Items listed in a dataset:
----------------
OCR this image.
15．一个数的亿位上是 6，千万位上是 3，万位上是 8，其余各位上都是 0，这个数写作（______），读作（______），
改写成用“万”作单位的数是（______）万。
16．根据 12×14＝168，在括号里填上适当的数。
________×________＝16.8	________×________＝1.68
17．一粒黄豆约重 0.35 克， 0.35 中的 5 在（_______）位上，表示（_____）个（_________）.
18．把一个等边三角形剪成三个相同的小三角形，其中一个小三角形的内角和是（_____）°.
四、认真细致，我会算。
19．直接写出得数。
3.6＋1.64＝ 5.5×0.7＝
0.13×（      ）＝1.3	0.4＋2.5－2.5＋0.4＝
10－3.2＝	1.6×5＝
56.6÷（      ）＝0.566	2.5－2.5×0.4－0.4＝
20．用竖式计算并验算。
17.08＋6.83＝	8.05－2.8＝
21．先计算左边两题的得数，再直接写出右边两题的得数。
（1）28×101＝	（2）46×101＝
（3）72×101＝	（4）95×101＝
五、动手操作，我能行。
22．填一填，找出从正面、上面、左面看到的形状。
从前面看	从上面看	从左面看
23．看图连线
----------------
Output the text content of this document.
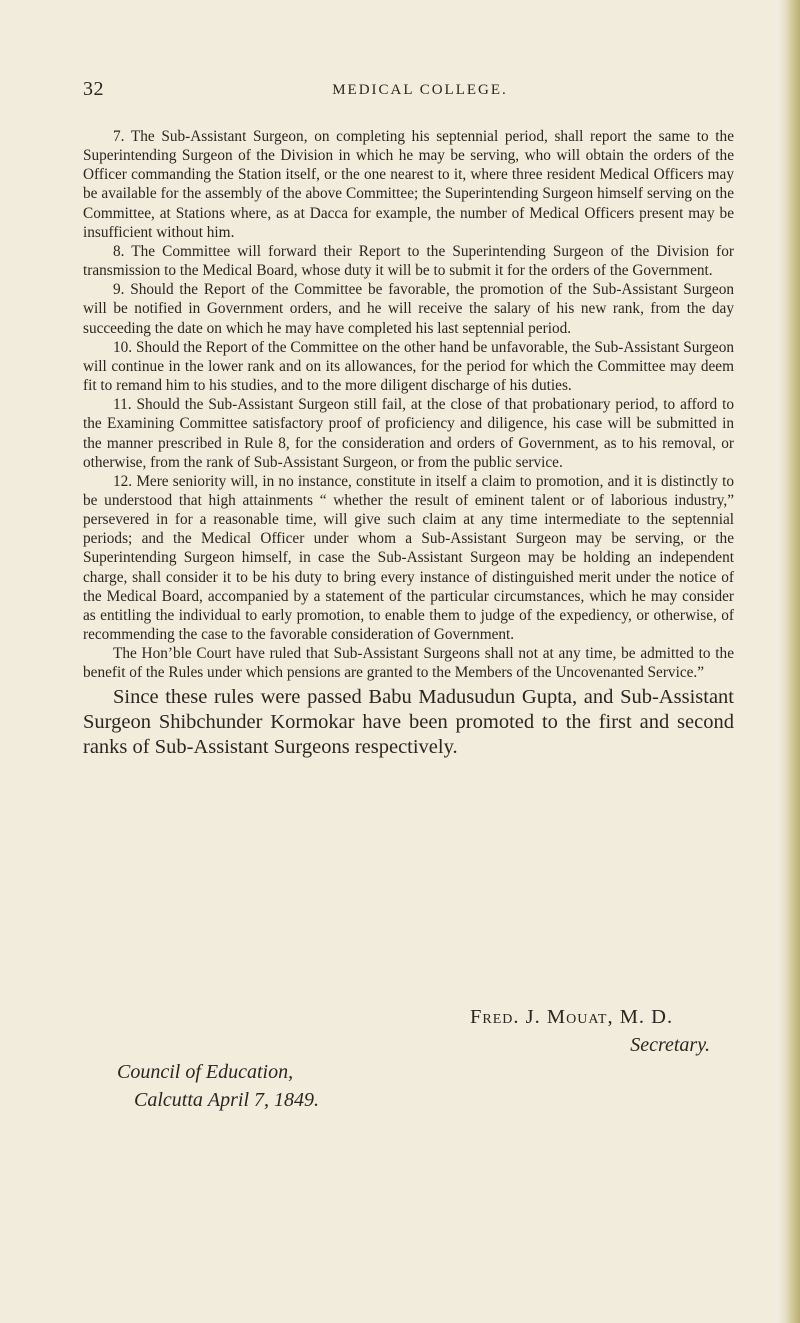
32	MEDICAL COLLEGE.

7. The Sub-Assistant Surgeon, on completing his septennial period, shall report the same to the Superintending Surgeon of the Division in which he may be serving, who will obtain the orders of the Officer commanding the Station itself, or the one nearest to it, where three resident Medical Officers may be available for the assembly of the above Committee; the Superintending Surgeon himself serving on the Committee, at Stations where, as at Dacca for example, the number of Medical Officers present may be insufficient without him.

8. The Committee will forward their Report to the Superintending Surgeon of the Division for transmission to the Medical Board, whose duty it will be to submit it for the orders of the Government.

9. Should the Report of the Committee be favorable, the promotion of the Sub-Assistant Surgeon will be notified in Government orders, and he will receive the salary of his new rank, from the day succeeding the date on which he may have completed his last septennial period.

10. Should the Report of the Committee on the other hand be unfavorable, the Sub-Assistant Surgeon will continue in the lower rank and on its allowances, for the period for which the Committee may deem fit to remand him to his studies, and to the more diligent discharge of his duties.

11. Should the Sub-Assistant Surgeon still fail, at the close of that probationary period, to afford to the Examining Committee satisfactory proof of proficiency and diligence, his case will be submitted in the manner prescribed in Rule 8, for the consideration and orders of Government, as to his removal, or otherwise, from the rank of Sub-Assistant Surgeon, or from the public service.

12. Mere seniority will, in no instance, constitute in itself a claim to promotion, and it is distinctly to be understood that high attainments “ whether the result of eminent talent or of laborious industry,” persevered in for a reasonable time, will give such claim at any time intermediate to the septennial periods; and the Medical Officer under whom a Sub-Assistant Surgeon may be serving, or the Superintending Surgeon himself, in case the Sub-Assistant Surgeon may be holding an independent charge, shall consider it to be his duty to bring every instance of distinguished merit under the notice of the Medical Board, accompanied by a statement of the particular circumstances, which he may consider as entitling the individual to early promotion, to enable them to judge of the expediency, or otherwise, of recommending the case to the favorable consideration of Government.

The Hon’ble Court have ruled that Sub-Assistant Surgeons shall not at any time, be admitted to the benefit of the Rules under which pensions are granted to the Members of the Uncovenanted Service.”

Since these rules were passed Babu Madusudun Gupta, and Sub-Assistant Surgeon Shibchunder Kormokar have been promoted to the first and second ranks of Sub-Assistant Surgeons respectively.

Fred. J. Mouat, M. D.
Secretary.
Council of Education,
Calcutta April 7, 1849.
----------------
# [OBJECTIVE]
Copy out every line holding the string "this".

# [RESPONSE TO THE EXERCISE]
OCR this image.
Output the text content of this document.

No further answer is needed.